■ What you have to do
Repeat the material exactly, leaving nothing out.

Start of Stored data

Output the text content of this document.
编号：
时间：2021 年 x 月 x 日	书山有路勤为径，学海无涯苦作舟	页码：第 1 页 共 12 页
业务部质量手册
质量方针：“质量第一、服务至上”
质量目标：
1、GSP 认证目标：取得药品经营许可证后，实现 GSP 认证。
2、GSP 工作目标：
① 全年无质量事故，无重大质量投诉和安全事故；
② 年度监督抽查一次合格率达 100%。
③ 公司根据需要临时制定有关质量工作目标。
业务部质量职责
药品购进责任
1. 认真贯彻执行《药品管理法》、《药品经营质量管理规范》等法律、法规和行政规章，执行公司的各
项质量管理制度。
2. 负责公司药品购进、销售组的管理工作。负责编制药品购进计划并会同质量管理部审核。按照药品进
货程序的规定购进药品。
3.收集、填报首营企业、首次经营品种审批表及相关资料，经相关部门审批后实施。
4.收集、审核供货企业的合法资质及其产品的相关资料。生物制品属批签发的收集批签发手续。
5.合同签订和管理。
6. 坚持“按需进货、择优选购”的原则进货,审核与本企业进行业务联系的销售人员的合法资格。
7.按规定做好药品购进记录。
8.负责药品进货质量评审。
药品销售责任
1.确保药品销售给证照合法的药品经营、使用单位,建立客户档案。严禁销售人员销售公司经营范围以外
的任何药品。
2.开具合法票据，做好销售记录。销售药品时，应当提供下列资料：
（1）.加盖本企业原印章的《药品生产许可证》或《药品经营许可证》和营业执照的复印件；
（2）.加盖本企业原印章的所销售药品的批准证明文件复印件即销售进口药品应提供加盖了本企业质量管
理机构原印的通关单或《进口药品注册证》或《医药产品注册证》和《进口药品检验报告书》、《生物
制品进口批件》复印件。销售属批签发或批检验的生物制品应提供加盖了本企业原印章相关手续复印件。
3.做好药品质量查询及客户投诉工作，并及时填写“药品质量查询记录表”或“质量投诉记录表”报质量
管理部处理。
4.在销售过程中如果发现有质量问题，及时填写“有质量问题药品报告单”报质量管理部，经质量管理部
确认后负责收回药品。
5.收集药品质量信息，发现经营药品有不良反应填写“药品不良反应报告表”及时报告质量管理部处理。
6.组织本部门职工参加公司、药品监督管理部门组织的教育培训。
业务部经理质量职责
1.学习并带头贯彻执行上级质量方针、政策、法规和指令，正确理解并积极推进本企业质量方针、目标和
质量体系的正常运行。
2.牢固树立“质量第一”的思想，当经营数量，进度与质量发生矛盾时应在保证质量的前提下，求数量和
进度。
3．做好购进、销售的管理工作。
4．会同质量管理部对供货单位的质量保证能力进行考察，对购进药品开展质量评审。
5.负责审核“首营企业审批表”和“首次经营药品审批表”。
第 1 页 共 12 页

End of Stored data

■ Response to the exercise
Output the text content of this document.
编号：
时间：2021 年 x 月 x 日	书山有路勤为径，学海无涯苦作舟	页码：第 1 页 共 12 页
业务部质量手册
质量方针：“质量第一、服务至上”
质量目标：
1、GSP 认证目标：取得药品经营许可证后，实现 GSP 认证。
2、GSP 工作目标：
① 全年无质量事故，无重大质量投诉和安全事故；
② 年度监督抽查一次合格率达 100%。
③ 公司根据需要临时制定有关质量工作目标。
业务部质量职责
药品购进责任
1. 认真贯彻执行《药品管理法》、《药品经营质量管理规范》等法律、法规和行政规章，执行公司的各
项质量管理制度。
2. 负责公司药品购进、销售组的管理工作。负责编制药品购进计划并会同质量管理部审核。按照药品进
货程序的规定购进药品。
3.收集、填报首营企业、首次经营品种审批表及相关资料，经相关部门审批后实施。
4.收集、审核供货企业的合法资质及其产品的相关资料。生物制品属批签发的收集批签发手续。
5.合同签订和管理。
6. 坚持“按需进货、择优选购”的原则进货,审核与本企业进行业务联系的销售人员的合法资格。
7.按规定做好药品购进记录。
8.负责药品进货质量评审。
药品销售责任
1.确保药品销售给证照合法的药品经营、使用单位,建立客户档案。严禁销售人员销售公司经营范围以外
的任何药品。
2.开具合法票据，做好销售记录。销售药品时，应当提供下列资料：
（1）.加盖本企业原印章的《药品生产许可证》或《药品经营许可证》和营业执照的复印件；
（2）.加盖本企业原印章的所销售药品的批准证明文件复印件即销售进口药品应提供加盖了本企业质量管
理机构原印的通关单或《进口药品注册证》或《医药产品注册证》和《进口药品检验报告书》、《生物
制品进口批件》复印件。销售属批签发或批检验的生物制品应提供加盖了本企业原印章相关手续复印件。
3.做好药品质量查询及客户投诉工作，并及时填写“药品质量查询记录表”或“质量投诉记录表”报质量
管理部处理。
4.在销售过程中如果发现有质量问题，及时填写“有质量问题药品报告单”报质量管理部，经质量管理部
确认后负责收回药品。
5.收集药品质量信息，发现经营药品有不良反应填写“药品不良反应报告表”及时报告质量管理部处理。
6.组织本部门职工参加公司、药品监督管理部门组织的教育培训。
业务部经理质量职责
1.学习并带头贯彻执行上级质量方针、政策、法规和指令，正确理解并积极推进本企业质量方针、目标和
质量体系的正常运行。
2.牢固树立“质量第一”的思想，当经营数量，进度与质量发生矛盾时应在保证质量的前提下，求数量和
进度。
3．做好购进、销售的管理工作。
4．会同质量管理部对供货单位的质量保证能力进行考察，对购进药品开展质量评审。
5.负责审核“首营企业审批表”和“首次经营药品审批表”。
第 1 页 共 12 页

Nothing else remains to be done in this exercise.